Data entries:
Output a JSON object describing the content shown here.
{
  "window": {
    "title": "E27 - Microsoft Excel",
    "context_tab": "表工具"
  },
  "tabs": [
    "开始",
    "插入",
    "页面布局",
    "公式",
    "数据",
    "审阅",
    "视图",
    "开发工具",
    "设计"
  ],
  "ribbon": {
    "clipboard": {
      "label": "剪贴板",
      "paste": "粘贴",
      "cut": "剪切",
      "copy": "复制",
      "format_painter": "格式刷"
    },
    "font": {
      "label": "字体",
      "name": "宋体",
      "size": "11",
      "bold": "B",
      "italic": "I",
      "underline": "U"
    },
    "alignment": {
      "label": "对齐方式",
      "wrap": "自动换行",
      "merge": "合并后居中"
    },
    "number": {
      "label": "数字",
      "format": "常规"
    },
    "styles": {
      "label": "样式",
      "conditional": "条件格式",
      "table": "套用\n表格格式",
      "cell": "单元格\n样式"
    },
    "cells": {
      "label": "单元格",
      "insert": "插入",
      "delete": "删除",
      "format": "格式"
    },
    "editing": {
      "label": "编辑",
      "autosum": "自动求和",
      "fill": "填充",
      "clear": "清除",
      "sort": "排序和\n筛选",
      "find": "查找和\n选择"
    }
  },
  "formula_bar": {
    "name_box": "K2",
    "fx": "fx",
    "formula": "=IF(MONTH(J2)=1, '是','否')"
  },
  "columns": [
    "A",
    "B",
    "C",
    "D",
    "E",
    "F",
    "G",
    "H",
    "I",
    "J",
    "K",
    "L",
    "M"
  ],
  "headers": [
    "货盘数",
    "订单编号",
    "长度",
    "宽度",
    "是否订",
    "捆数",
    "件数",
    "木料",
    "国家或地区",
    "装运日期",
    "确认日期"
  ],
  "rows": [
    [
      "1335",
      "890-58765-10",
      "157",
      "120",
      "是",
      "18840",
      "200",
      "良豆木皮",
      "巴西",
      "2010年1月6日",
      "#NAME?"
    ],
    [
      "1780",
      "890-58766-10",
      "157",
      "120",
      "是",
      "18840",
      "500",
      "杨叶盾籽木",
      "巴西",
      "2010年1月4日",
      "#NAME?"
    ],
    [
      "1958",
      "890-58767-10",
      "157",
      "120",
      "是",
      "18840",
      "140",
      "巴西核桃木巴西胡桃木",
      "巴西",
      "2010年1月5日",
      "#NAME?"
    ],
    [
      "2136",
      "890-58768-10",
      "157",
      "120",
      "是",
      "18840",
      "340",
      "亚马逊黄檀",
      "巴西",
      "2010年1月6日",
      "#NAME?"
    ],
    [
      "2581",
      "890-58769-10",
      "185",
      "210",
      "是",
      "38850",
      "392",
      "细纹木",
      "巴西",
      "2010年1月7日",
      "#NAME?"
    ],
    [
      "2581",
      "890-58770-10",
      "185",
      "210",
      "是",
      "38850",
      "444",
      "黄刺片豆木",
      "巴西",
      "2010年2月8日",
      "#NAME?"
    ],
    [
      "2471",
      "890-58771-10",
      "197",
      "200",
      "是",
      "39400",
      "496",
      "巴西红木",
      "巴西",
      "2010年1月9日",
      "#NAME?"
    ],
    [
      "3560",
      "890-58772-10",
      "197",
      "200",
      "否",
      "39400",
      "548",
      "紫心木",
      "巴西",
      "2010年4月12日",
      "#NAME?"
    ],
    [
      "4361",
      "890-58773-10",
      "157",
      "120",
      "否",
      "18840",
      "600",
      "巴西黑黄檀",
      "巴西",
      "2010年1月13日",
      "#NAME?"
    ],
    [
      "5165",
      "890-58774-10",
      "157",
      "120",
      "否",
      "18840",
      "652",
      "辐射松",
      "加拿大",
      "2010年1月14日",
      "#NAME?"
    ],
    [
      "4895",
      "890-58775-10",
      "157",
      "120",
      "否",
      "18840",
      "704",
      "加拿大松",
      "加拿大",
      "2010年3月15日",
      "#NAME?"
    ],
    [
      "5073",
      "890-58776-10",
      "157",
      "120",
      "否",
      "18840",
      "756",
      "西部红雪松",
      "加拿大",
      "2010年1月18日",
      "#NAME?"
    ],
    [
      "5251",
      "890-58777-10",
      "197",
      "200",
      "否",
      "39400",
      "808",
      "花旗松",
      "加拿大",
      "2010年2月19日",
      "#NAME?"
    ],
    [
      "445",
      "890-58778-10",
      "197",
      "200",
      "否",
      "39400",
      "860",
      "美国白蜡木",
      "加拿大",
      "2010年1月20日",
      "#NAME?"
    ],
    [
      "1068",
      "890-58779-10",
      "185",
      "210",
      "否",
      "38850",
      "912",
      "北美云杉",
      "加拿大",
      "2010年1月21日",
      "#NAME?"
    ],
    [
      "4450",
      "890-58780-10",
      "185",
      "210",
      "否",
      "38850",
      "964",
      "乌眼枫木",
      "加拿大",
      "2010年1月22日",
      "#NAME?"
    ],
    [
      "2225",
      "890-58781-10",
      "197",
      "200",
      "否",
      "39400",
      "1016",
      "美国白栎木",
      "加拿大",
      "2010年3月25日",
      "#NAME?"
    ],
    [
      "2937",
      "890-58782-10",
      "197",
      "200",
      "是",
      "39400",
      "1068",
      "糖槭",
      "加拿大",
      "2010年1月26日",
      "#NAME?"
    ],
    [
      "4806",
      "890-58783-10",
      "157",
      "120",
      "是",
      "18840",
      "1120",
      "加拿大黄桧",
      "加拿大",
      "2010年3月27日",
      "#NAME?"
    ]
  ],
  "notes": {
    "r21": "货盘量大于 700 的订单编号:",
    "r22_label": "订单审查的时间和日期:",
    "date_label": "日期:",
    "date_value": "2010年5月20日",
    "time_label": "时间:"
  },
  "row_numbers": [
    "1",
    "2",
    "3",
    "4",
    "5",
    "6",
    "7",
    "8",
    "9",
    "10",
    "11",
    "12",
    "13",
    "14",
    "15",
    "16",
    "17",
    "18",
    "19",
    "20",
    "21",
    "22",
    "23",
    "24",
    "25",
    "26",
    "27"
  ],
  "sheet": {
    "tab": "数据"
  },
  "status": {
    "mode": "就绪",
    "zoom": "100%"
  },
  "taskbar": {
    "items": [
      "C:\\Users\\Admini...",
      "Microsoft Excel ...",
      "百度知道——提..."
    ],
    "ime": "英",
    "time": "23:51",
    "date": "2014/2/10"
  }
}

▸ **Exercise description**
Which lines contain "Excel"? Copy each of them.

▸ **Task output**
    "title": "E27 - Microsoft Excel",
      "Microsoft Excel ...",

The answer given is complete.